● **DATASET CONTENT**:
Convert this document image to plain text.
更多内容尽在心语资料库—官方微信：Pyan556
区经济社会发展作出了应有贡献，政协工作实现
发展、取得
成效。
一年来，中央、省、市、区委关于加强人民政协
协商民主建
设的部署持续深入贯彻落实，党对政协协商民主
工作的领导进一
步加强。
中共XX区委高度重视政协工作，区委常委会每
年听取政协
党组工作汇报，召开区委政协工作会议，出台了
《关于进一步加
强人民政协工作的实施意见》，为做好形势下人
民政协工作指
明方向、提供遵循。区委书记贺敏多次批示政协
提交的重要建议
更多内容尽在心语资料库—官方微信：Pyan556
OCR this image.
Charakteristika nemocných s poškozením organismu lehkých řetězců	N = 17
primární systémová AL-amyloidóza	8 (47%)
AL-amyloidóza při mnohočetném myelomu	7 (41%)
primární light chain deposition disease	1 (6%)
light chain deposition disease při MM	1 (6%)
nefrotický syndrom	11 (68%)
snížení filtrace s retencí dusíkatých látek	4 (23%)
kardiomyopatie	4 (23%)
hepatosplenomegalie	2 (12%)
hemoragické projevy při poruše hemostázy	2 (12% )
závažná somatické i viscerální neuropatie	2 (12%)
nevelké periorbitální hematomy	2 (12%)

● **TASK TO CARRY OUT**: Restate the whole listing exactly.

● **FINISHED TASK**:
Convert this document image to plain text.
更多内容尽在心语资料库—官方微信：Pyan556
区经济社会发展作出了应有贡献，政协工作实现
发展、取得
成效。
一年来，中央、省、市、区委关于加强人民政协
协商民主建
设的部署持续深入贯彻落实，党对政协协商民主
工作的领导进一
步加强。
中共XX区委高度重视政协工作，区委常委会每
年听取政协
党组工作汇报，召开区委政协工作会议，出台了
《关于进一步加
强人民政协工作的实施意见》，为做好形势下人
民政协工作指
明方向、提供遵循。区委书记贺敏多次批示政协
提交的重要建议
更多内容尽在心语资料库—官方微信：Pyan556
OCR this image.
Charakteristika nemocných s poškozením organismu lehkých řetězců	N = 17
primární systémová AL-amyloidóza	8 (47%)
AL-amyloidóza při mnohočetném myelomu	7 (41%)
primární light chain deposition disease	1 (6%)
light chain deposition disease při MM	1 (6%)
nefrotický syndrom	11 (68%)
snížení filtrace s retencí dusíkatých látek	4 (23%)
kardiomyopatie	4 (23%)
hepatosplenomegalie	2 (12%)
hemoragické projevy při poruše hemostázy	2 (12% )
závažná somatické i viscerální neuropatie	2 (12%)
nevelké periorbitální hematomy	2 (12%)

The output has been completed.